=== Extracted material ===

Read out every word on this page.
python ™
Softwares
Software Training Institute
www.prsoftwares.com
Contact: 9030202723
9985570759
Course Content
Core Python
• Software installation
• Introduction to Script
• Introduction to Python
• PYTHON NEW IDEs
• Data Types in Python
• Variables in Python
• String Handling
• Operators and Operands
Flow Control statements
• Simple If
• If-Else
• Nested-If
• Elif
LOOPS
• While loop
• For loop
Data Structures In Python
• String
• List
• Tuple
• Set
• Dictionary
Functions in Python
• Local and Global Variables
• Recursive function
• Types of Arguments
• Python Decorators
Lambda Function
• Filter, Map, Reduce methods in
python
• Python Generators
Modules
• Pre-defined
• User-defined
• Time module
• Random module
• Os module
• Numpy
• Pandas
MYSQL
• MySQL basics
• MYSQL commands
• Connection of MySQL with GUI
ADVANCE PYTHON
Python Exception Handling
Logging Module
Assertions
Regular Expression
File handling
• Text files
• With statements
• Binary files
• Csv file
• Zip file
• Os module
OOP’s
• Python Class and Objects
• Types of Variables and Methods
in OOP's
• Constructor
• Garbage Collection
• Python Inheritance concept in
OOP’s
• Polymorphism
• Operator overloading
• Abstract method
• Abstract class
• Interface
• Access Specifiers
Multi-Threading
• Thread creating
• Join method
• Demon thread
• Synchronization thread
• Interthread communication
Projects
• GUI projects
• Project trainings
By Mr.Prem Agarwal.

===

**Exercise:** Transcribe every entry exactly, omitting nothing.

**Response to the task:**
Read out every word on this page.
python ™
Softwares
Software Training Institute
www.prsoftwares.com
Contact: 9030202723
9985570759
Course Content
Core Python
• Software installation
• Introduction to Script
• Introduction to Python
• PYTHON NEW IDEs
• Data Types in Python
• Variables in Python
• String Handling
• Operators and Operands
Flow Control statements
• Simple If
• If-Else
• Nested-If
• Elif
LOOPS
• While loop
• For loop
Data Structures In Python
• String
• List
• Tuple
• Set
• Dictionary
Functions in Python
• Local and Global Variables
• Recursive function
• Types of Arguments
• Python Decorators
Lambda Function
• Filter, Map, Reduce methods in
python
• Python Generators
Modules
• Pre-defined
• User-defined
• Time module
• Random module
• Os module
• Numpy
• Pandas
MYSQL
• MySQL basics
• MYSQL commands
• Connection of MySQL with GUI
ADVANCE PYTHON
Python Exception Handling
Logging Module
Assertions
Regular Expression
File handling
• Text files
• With statements
• Binary files
• Csv file
• Zip file
• Os module
OOP’s
• Python Class and Objects
• Types of Variables and Methods
in OOP's
• Constructor
• Garbage Collection
• Python Inheritance concept in
OOP’s
• Polymorphism
• Operator overloading
• Abstract method
• Abstract class
• Interface
• Access Specifiers
Multi-Threading
• Thread creating
• Join method
• Demon thread
• Synchronization thread
• Interthread communication
Projects
• GUI projects
• Project trainings
By Mr.Prem Agarwal.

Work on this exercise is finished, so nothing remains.